>> Begin

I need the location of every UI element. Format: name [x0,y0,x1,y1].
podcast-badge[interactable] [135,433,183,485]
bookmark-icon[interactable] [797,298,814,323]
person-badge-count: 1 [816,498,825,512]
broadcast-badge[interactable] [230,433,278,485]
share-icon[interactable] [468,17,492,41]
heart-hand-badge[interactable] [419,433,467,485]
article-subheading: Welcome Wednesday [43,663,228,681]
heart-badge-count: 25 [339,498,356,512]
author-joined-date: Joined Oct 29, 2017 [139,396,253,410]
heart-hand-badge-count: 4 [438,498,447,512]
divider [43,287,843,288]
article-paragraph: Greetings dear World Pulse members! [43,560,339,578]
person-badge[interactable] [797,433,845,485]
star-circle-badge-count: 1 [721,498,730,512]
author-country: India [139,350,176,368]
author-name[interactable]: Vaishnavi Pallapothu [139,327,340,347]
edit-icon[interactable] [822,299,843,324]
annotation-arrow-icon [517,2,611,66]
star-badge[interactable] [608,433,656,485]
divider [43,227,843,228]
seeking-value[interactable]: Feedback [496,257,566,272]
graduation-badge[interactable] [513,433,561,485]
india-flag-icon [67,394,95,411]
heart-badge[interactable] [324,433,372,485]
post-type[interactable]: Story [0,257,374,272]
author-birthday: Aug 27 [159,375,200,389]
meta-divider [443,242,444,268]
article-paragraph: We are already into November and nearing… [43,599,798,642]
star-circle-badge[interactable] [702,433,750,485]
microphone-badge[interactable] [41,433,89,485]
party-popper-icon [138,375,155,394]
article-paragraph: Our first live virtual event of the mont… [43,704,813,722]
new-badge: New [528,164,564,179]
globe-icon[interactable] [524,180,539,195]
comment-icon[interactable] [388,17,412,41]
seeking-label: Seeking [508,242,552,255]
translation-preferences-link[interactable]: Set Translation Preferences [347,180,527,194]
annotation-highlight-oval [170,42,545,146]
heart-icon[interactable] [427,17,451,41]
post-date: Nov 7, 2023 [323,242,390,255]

>> End

### GIVEN EXERCISE
Rewrite the rows above with "clickable" in place of every "interactable", and leave everything else as it is.

### WRITTEN ANSWER
I need the location of every UI element. Format: name [x0,y0,x1,y1].
podcast-badge[clickable] [135,433,183,485]
bookmark-icon[clickable] [797,298,814,323]
person-badge-count: 1 [816,498,825,512]
broadcast-badge[clickable] [230,433,278,485]
share-icon[clickable] [468,17,492,41]
heart-hand-badge[clickable] [419,433,467,485]
article-subheading: Welcome Wednesday [43,663,228,681]
heart-badge-count: 25 [339,498,356,512]
author-joined-date: Joined Oct 29, 2017 [139,396,253,410]
heart-hand-badge-count: 4 [438,498,447,512]
divider [43,287,843,288]
article-paragraph: Greetings dear World Pulse members! [43,560,339,578]
person-badge[clickable] [797,433,845,485]
star-circle-badge-count: 1 [721,498,730,512]
author-country: India [139,350,176,368]
author-name[clickable]: Vaishnavi Pallapothu [139,327,340,347]
edit-icon[clickable] [822,299,843,324]
annotation-arrow-icon [517,2,611,66]
star-badge[clickable] [608,433,656,485]
divider [43,227,843,228]
seeking-value[clickable]: Feedback [496,257,566,272]
graduation-badge[clickable] [513,433,561,485]
india-flag-icon [67,394,95,411]
heart-badge[clickable] [324,433,372,485]
post-type[clickable]: Story [0,257,374,272]
author-birthday: Aug 27 [159,375,200,389]
meta-divider [443,242,444,268]
article-paragraph: We are already into November and nearing… [43,599,798,642]
star-circle-badge[clickable] [702,433,750,485]
microphone-badge[clickable] [41,433,89,485]
party-popper-icon [138,375,155,394]
article-paragraph: Our first live virtual event of the mont… [43,704,813,722]
new-badge: New [528,164,564,179]
globe-icon[clickable] [524,180,539,195]
comment-icon[clickable] [388,17,412,41]
seeking-label: Seeking [508,242,552,255]
translation-preferences-link[clickable]: Set Translation Preferences [347,180,527,194]
annotation-highlight-oval [170,42,545,146]
heart-icon[clickable] [427,17,451,41]
post-date: Nov 7, 2023 [323,242,390,255]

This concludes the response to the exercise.